SHORT TASK —
Search the data below for "beta"; list each line that holds it.

Rows from a dataset —
__________

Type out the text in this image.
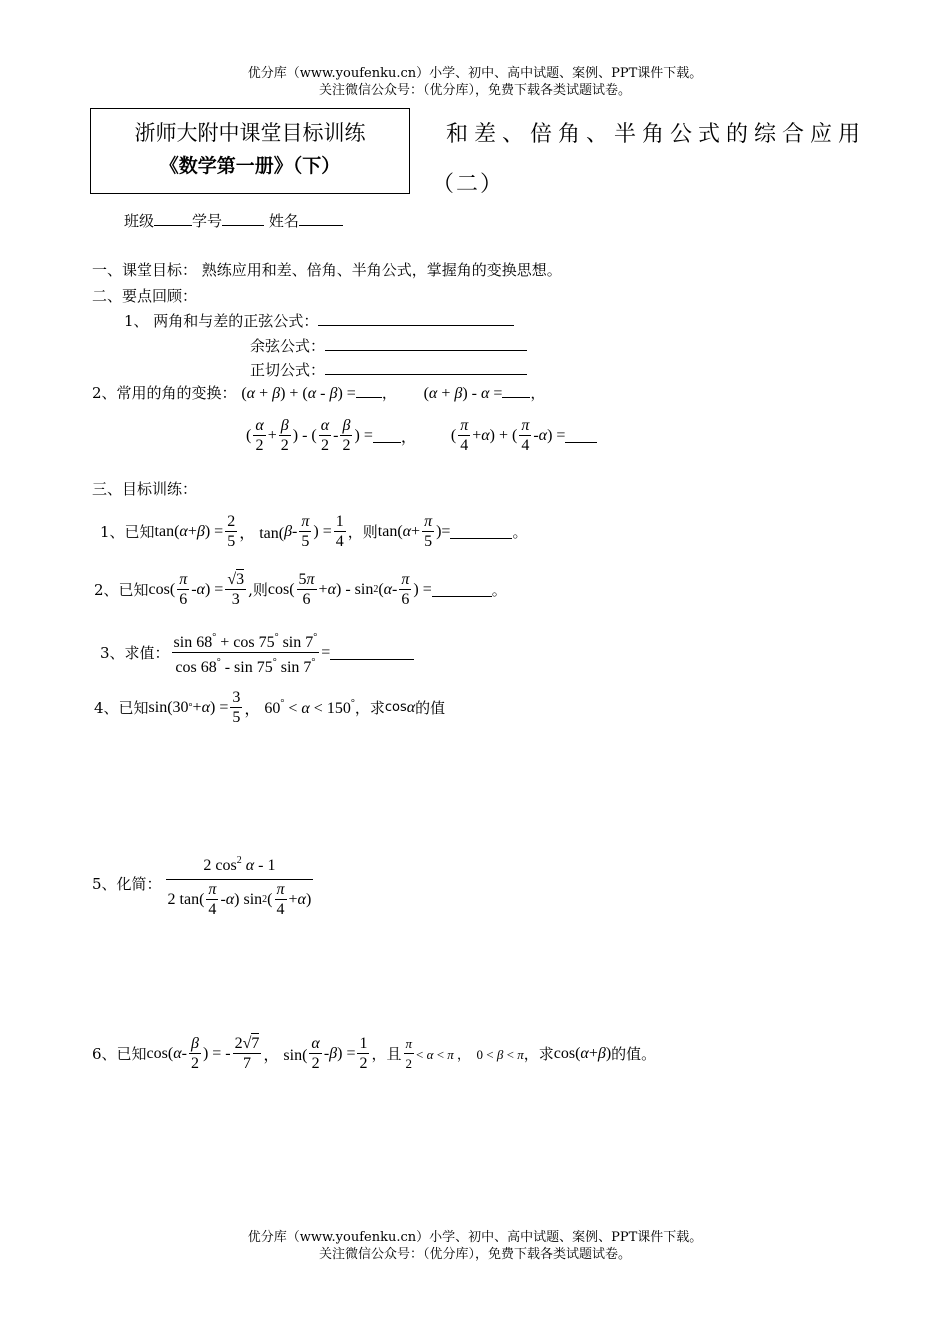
优分库（www.youfenku.cn）小学、初中、高中试题、案例、PPT课件下载。
关注微信公众号：（优分库），免费下载各类试题试卷。
浙师大附中课堂目标训练
《数学第一册》（下）
和差、倍角、半角公式的综合应用
（二）
班级	学号	姓名
一、课堂目标： 熟练应用和差、倍角、半角公式，掌握角的变换思想。
二、要点回顾：
1、 两角和与差的正弦公式：
余弦公式：
正切公式：
2、常用的角的变换： (α + β) + (α - β) = ， (α + β) - α = ，
( $\frac{\alpha}{2} + \frac{\beta}{2}$ ) - ( $\frac{\alpha}{2} - \frac{\beta}{2}$ ) = ， ( $\frac{\pi}{4} + \alpha$ ) + ( $\frac{\pi}{4}$ - α ) =
三、目标训练：
1、已知 tan( α + β ) = $\frac{2}{5}$ ， tan( β - $\frac{\pi}{5}$ ) = $\frac{1}{4}$ ，则 tan( $\alpha + \frac{\pi}{5}$ )=	。
2、已知 $\cos( \frac{\pi}{6}$ - α ) = $\frac{√3}{3}$ ,则 $\cos( \frac{5\pi}{6} + \alpha$ ) - sin 2 ( α - $\frac{\pi}{6}$ ) =	。
3、求值： $\frac{\sin 68^\circ + \cos 75^\circ \sin 7^\circ}{\cos 68^\circ - \sin 75^\circ \sin 7^\circ}$ =
4、已知 sin(30 ° + α ) = $\frac{3}{5}$ ， 60° < α < 150° ，求 cos α 的值
5、化简： $\frac{2 \cos^2 \alpha - 1}{2 \tan( \frac{\pi}{4} - \alpha ) \sin 2 ( \frac{\pi}{4} + \alpha )}$
6、已知 cos( α - $\frac{\beta}{2}$ ) = - $\frac{2√7}{7}$ ， $\sin( \frac{\alpha}{2}$ - β ) = $\frac{1}{2}$ ，且 $\frac{\pi}{2} < \alpha < \pi$ ，  0 < β < π ，求 cos( α + β ) 的值。
优分库（www.youfenku.cn）小学、初中、高中试题、案例、PPT课件下载。
关注微信公众号：（优分库），免费下载各类试题试卷。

__________

RESPONSE TO THE TASK —
( $\frac{\alpha}{2} + \frac{\beta}{2}$ ) - ( $\frac{\alpha}{2} - \frac{\beta}{2}$ ) = ， ( $\frac{\pi}{4} + \alpha$ ) + ( $\frac{\pi}{4}$ - α ) =
6、已知 cos( α - $\frac{\beta}{2}$ ) = - $\frac{2√7}{7}$ ， $\sin( \frac{\alpha}{2}$ - β ) = $\frac{1}{2}$ ，且 $\frac{\pi}{2} < \alpha < \pi$ ，  0 < β < π ，求 cos( α + β ) 的值。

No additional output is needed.